◆ **TASK MATERIAL**
-----

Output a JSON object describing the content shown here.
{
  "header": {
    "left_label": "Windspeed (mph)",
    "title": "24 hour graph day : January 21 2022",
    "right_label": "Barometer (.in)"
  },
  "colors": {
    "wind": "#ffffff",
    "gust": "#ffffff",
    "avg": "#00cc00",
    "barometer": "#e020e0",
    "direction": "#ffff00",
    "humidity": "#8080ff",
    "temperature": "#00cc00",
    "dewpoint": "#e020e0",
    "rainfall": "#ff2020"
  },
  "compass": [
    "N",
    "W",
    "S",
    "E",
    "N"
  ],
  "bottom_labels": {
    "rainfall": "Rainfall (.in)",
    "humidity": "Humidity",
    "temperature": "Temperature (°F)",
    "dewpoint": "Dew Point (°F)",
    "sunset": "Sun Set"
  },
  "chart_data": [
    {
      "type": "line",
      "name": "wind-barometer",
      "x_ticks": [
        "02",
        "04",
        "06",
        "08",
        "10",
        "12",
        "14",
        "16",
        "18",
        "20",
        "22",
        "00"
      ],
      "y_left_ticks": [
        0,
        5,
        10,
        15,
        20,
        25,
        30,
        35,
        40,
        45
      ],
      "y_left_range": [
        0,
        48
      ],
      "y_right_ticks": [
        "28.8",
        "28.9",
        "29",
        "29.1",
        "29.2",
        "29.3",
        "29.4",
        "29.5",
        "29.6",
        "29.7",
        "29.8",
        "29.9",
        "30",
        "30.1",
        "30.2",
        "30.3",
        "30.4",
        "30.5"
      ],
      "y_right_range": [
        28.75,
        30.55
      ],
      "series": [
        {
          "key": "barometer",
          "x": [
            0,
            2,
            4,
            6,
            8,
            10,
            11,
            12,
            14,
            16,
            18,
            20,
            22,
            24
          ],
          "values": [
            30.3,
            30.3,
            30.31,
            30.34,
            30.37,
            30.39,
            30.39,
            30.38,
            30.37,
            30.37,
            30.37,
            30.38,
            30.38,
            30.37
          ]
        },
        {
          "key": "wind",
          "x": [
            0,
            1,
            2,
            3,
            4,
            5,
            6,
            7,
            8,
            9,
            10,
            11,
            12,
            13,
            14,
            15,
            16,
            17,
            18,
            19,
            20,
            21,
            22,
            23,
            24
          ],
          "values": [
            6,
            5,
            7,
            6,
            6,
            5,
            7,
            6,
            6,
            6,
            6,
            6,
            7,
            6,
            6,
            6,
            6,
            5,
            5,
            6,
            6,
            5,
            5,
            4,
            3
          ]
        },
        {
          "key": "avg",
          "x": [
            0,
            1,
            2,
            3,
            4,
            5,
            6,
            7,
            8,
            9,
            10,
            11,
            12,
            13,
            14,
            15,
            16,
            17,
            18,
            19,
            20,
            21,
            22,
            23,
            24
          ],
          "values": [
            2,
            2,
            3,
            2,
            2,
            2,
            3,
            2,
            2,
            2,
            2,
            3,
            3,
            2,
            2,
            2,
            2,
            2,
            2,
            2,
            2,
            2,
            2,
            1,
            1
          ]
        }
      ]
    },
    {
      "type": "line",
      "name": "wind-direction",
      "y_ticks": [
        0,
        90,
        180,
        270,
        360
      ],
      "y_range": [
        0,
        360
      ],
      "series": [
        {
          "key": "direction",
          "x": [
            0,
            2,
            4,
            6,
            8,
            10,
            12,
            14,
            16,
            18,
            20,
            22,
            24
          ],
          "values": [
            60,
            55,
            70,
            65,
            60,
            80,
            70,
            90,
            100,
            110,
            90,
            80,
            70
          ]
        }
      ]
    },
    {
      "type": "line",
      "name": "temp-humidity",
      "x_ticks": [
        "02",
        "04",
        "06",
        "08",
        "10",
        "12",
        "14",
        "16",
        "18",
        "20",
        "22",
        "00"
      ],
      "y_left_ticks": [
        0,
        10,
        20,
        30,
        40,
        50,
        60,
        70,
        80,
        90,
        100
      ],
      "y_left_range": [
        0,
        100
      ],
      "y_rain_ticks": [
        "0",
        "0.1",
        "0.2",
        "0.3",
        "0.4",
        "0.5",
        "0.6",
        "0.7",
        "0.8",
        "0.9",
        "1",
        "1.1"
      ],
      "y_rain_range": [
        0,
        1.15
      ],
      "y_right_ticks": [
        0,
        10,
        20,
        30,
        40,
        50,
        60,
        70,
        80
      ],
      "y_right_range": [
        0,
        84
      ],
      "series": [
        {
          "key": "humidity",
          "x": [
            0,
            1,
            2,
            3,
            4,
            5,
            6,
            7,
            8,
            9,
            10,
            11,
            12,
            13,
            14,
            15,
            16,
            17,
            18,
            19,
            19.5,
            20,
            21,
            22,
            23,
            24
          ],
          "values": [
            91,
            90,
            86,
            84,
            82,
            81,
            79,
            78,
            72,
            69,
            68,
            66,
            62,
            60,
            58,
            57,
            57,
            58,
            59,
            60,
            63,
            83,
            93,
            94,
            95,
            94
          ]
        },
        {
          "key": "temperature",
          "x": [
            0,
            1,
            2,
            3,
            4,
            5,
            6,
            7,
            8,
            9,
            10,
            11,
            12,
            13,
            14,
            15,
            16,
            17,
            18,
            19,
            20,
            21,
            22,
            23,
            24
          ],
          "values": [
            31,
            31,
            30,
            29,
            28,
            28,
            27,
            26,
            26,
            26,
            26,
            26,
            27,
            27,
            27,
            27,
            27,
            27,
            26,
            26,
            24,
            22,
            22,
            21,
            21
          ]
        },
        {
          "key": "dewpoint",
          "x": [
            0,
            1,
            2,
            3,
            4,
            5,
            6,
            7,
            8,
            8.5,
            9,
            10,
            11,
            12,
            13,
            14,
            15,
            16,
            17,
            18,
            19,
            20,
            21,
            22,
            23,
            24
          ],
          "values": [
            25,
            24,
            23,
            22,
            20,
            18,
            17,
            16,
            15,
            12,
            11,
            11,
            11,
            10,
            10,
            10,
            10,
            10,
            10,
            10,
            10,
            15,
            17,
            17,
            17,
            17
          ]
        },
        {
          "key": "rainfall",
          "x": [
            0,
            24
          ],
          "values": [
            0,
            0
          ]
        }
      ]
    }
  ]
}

-----

◆ **BRIEF**
Which lines contain the word "dewpoint"? Return each of them.

◆ **EXERCISE RESPONSE**
    "dewpoint": "#e020e0",
    "dewpoint": "Dew Point (°F)",
          "key": "dewpoint",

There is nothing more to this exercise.